─── Data to process ───

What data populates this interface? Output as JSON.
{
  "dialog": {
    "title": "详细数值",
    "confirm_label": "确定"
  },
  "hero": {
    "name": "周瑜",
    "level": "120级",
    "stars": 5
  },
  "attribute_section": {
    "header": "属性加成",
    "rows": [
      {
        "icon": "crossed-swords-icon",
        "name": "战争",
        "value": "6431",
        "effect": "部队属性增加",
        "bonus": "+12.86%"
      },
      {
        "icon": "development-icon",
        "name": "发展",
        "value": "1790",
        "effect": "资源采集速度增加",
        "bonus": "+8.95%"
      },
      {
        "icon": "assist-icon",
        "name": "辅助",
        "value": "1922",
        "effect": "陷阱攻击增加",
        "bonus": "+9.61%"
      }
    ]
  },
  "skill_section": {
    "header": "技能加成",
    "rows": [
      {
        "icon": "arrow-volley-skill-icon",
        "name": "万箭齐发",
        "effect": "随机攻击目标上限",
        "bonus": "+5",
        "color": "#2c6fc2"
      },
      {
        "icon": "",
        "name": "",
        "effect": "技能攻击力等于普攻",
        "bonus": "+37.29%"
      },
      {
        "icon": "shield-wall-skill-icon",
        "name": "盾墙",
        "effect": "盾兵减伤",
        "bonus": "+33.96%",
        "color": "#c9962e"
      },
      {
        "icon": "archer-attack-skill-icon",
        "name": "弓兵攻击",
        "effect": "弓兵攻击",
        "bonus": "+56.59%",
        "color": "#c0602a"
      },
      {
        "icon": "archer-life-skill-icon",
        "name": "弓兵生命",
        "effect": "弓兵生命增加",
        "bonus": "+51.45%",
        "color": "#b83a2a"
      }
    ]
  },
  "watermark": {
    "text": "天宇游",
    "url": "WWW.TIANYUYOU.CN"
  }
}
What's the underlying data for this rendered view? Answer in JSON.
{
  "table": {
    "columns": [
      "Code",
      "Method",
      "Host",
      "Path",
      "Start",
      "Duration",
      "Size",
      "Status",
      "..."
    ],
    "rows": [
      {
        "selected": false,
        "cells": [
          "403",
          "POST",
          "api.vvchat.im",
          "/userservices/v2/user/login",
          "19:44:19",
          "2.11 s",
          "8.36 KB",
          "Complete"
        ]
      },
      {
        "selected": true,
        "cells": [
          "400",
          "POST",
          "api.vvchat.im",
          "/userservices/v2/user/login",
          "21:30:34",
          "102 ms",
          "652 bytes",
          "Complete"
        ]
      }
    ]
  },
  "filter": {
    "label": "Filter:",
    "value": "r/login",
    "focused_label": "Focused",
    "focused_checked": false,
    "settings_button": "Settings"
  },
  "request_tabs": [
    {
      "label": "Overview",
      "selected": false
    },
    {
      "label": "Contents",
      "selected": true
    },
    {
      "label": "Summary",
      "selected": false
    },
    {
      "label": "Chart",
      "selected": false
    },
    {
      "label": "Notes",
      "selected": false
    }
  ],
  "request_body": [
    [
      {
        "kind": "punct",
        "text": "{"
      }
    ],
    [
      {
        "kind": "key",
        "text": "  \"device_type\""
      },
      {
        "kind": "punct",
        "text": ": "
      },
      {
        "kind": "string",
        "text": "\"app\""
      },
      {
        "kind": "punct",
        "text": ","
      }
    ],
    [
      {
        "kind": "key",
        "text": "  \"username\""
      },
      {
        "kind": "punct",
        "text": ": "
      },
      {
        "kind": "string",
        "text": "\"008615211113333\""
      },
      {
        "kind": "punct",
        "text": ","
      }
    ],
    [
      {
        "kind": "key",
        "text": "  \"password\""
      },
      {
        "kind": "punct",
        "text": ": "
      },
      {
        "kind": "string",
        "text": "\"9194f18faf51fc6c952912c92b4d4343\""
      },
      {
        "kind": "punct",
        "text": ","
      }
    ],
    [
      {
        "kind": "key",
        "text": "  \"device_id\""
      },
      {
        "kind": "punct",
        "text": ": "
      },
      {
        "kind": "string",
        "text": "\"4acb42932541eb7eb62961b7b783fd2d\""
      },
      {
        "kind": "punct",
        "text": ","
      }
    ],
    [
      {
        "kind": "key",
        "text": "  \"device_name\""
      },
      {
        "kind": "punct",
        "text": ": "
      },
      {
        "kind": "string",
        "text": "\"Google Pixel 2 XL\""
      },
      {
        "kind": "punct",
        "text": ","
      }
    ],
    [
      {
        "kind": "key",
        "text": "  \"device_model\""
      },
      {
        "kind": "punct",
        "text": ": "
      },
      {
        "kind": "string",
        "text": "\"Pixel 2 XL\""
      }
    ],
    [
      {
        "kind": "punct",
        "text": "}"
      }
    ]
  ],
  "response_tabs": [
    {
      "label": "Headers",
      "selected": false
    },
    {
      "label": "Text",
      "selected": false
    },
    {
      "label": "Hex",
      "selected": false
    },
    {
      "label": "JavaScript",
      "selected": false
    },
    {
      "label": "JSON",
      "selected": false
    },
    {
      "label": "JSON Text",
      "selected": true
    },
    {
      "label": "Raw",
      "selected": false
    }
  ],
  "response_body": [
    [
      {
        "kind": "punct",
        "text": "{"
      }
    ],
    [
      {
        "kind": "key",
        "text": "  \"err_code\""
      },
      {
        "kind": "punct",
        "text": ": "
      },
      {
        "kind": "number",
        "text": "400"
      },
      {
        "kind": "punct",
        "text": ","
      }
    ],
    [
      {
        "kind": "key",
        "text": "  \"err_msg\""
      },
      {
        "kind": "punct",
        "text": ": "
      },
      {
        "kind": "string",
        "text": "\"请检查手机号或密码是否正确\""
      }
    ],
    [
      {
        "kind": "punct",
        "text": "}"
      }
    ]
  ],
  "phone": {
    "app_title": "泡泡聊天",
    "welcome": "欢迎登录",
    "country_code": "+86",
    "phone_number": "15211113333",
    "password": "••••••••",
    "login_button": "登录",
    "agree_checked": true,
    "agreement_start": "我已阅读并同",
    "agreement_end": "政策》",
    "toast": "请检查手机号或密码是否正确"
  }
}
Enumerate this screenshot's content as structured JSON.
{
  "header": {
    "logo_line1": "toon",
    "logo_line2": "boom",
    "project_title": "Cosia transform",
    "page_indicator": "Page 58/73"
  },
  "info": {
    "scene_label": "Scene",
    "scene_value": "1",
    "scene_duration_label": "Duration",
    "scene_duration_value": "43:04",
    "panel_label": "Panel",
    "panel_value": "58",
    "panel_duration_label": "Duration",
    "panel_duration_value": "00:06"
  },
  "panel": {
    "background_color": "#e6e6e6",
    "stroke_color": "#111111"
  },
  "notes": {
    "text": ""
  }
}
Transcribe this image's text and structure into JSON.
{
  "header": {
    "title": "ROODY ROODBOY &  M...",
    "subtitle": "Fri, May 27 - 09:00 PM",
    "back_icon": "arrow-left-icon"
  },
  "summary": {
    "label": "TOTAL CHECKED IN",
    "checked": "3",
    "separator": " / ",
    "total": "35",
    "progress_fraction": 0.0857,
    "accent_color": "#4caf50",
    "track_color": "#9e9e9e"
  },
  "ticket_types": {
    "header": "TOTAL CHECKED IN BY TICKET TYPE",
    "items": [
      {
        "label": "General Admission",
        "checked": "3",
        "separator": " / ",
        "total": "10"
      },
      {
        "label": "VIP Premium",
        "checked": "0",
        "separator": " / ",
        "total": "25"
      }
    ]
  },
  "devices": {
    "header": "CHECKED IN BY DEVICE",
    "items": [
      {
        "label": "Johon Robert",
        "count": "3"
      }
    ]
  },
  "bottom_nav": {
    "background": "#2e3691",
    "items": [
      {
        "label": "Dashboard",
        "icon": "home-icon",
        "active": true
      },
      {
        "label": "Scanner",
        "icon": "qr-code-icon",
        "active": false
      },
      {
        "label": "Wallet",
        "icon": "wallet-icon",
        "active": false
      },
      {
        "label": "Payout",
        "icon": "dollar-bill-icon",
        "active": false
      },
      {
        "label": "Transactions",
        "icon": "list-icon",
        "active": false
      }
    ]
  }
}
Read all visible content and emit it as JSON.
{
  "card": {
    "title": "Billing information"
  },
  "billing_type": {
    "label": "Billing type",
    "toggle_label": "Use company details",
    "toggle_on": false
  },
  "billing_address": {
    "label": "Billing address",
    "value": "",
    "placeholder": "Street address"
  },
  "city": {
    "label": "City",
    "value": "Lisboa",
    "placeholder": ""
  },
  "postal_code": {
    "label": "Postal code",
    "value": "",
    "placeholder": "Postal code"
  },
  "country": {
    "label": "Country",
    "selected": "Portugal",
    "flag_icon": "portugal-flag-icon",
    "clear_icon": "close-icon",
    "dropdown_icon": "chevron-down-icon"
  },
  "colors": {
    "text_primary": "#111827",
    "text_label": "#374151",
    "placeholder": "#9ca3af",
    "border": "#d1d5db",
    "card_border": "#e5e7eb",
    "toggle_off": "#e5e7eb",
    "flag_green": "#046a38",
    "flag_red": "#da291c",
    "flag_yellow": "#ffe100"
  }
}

───

● Set task
Quote exactly the line containing "Read all visible content and emit it as JSON." and every later line through the end of the listing, and no other lines.

● Task output
Read all visible content and emit it as JSON.
{
  "card": {
    "title": "Billing information"
  },
  "billing_type": {
    "label": "Billing type",
    "toggle_label": "Use company details",
    "toggle_on": false
  },
  "billing_address": {
    "label": "Billing address",
    "value": "",
    "placeholder": "Street address"
  },
  "city": {
    "label": "City",
    "value": "Lisboa",
    "placeholder": ""
  },
  "postal_code": {
    "label": "Postal code",
    "value": "",
    "placeholder": "Postal code"
  },
  "country": {
    "label": "Country",
    "selected": "Portugal",
    "flag_icon": "portugal-flag-icon",
    "clear_icon": "close-icon",
    "dropdown_icon": "chevron-down-icon"
  },
  "colors": {
    "text_primary": "#111827",
    "text_label": "#374151",
    "placeholder": "#9ca3af",
    "border": "#d1d5db",
    "card_border": "#e5e7eb",
    "toggle_off": "#e5e7eb",
    "flag_green": "#046a38",
    "flag_red": "#da291c",
    "flag_yellow": "#ffe100"
  }
}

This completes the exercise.